Input for this task start
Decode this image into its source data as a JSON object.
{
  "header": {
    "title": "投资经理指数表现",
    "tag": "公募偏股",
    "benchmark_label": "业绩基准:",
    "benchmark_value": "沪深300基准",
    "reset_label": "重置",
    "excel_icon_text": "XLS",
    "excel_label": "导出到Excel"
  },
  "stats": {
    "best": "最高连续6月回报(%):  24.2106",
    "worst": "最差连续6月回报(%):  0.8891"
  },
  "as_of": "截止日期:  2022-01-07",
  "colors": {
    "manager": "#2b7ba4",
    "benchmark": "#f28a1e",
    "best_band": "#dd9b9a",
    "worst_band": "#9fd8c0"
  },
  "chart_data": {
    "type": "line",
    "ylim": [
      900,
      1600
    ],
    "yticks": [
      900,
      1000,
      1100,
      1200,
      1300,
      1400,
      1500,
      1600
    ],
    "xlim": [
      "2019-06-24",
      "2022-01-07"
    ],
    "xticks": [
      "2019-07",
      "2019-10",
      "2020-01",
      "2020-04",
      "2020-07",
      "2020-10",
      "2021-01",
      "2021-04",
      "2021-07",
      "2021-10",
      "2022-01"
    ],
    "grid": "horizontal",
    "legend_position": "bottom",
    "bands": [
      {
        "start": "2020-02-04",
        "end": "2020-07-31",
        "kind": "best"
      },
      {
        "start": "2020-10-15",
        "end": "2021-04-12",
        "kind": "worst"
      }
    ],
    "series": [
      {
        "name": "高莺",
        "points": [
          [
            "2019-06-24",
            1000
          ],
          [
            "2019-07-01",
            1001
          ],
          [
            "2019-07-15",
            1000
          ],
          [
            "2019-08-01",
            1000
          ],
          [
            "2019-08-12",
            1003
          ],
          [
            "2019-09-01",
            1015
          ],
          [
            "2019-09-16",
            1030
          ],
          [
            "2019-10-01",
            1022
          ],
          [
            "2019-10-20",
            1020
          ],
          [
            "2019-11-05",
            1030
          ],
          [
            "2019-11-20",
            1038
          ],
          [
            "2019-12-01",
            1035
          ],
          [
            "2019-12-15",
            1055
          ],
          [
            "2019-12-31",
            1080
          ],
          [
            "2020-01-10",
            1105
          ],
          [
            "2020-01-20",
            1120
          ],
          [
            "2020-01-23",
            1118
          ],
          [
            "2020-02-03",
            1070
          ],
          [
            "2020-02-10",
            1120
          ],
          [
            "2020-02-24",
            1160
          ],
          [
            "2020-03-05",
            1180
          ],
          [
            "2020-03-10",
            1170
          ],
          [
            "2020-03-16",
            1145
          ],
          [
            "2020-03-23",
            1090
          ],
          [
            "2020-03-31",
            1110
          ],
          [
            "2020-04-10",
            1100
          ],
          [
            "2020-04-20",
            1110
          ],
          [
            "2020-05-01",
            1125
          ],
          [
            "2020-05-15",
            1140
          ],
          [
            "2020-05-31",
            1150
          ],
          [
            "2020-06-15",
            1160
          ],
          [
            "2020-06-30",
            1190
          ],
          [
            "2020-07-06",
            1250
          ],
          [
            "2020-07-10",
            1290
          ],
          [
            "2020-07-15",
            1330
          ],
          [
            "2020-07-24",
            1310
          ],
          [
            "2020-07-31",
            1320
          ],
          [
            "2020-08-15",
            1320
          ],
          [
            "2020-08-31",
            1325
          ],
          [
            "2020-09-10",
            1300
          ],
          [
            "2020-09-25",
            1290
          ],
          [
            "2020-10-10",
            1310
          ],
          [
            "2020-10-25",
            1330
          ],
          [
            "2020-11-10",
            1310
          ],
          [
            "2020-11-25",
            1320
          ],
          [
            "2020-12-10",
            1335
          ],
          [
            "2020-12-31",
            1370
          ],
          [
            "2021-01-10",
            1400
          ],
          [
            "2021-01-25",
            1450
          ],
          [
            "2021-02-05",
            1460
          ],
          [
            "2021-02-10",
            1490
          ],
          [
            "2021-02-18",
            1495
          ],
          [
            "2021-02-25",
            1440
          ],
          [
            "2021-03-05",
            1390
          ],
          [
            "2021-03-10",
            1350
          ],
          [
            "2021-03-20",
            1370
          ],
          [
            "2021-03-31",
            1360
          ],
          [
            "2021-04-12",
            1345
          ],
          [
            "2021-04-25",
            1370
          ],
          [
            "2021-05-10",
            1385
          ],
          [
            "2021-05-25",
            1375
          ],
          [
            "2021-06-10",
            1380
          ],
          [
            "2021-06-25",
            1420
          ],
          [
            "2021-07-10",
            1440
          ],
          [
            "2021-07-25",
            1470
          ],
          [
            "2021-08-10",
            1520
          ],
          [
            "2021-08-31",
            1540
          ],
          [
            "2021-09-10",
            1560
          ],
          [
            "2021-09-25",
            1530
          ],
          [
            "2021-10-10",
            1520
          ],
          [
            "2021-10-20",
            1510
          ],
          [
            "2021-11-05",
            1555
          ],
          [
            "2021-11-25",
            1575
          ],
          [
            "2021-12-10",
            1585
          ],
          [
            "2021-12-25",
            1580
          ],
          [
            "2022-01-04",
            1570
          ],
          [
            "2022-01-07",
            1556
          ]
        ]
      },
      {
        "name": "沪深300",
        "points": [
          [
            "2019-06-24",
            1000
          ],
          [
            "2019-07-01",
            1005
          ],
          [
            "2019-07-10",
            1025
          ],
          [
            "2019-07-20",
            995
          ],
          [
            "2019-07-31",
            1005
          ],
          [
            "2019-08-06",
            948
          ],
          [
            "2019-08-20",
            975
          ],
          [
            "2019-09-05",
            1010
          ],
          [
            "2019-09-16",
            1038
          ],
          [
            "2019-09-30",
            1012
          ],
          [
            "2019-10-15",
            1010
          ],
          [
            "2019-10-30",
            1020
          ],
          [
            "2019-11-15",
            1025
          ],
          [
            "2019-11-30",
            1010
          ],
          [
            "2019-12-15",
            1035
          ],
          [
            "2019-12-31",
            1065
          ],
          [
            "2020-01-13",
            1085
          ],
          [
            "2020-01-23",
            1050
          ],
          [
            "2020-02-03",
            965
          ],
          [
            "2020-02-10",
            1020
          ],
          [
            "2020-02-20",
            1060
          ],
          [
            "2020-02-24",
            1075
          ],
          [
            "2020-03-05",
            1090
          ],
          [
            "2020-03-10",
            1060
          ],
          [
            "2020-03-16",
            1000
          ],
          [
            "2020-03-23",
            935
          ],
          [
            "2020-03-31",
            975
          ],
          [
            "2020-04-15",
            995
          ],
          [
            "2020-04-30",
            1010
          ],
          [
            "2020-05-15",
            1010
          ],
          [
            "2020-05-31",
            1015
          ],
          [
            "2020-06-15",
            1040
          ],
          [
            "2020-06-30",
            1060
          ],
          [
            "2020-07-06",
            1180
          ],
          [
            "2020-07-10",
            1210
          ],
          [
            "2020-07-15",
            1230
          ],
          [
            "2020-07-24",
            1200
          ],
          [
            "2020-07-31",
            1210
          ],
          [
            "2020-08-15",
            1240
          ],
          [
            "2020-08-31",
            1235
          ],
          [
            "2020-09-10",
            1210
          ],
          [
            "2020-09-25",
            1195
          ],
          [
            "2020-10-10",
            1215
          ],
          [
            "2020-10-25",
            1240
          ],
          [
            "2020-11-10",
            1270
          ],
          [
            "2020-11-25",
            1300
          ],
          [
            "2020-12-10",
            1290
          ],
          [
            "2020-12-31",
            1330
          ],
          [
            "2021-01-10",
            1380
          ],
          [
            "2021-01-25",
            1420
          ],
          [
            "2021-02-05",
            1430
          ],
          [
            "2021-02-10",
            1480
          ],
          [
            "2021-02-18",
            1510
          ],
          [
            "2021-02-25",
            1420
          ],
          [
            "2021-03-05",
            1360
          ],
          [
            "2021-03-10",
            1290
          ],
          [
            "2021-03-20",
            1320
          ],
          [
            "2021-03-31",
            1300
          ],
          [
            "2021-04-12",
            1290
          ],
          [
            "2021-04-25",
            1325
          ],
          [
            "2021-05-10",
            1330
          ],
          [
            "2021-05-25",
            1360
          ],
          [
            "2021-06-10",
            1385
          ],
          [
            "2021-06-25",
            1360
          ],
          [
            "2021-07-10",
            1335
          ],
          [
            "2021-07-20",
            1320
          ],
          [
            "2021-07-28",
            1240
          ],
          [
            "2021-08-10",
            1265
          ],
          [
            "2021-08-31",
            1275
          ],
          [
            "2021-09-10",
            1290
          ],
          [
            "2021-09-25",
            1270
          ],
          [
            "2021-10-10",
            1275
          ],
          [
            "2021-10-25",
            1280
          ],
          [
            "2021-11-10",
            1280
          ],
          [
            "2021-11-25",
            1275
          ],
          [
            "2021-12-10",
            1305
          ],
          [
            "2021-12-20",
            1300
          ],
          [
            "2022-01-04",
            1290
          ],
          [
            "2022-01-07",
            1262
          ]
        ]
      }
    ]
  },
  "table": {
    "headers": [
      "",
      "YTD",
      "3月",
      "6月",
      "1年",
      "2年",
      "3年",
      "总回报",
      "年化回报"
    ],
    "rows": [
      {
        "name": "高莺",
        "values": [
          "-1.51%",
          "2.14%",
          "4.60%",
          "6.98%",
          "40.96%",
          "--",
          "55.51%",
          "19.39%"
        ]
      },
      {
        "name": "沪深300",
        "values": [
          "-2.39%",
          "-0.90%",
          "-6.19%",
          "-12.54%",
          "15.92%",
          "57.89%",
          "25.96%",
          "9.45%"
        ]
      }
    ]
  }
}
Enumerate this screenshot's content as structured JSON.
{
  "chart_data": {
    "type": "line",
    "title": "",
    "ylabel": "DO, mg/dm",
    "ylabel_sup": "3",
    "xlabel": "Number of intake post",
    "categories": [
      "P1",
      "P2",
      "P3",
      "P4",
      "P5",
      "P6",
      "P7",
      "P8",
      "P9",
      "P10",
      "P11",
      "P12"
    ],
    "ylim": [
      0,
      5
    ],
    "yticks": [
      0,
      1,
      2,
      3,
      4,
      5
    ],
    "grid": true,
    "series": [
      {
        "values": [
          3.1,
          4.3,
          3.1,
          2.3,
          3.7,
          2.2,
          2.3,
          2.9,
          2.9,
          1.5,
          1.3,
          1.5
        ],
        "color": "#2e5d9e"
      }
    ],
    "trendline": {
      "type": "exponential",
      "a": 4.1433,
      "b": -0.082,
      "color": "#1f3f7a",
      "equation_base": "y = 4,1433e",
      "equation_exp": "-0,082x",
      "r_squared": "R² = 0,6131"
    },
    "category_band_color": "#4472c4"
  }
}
Input for this task end
## Given exercise:
Return the lines from the line containing "Enumerate this screenshot's" to the end of the entries above, exactly as they appear and with no other output.

## Written response:
Enumerate this screenshot's content as structured JSON.
{
  "chart_data": {
    "type": "line",
    "title": "",
    "ylabel": "DO, mg/dm",
    "ylabel_sup": "3",
    "xlabel": "Number of intake post",
    "categories": [
      "P1",
      "P2",
      "P3",
      "P4",
      "P5",
      "P6",
      "P7",
      "P8",
      "P9",
      "P10",
      "P11",
      "P12"
    ],
    "ylim": [
      0,
      5
    ],
    "yticks": [
      0,
      1,
      2,
      3,
      4,
      5
    ],
    "grid": true,
    "series": [
      {
        "values": [
          3.1,
          4.3,
          3.1,
          2.3,
          3.7,
          2.2,
          2.3,
          2.9,
          2.9,
          1.5,
          1.3,
          1.5
        ],
        "color": "#2e5d9e"
      }
    ],
    "trendline": {
      "type": "exponential",
      "a": 4.1433,
      "b": -0.082,
      "color": "#1f3f7a",
      "equation_base": "y = 4,1433e",
      "equation_exp": "-0,082x",
      "r_squared": "R² = 0,6131"
    },
    "category_band_color": "#4472c4"
  }
}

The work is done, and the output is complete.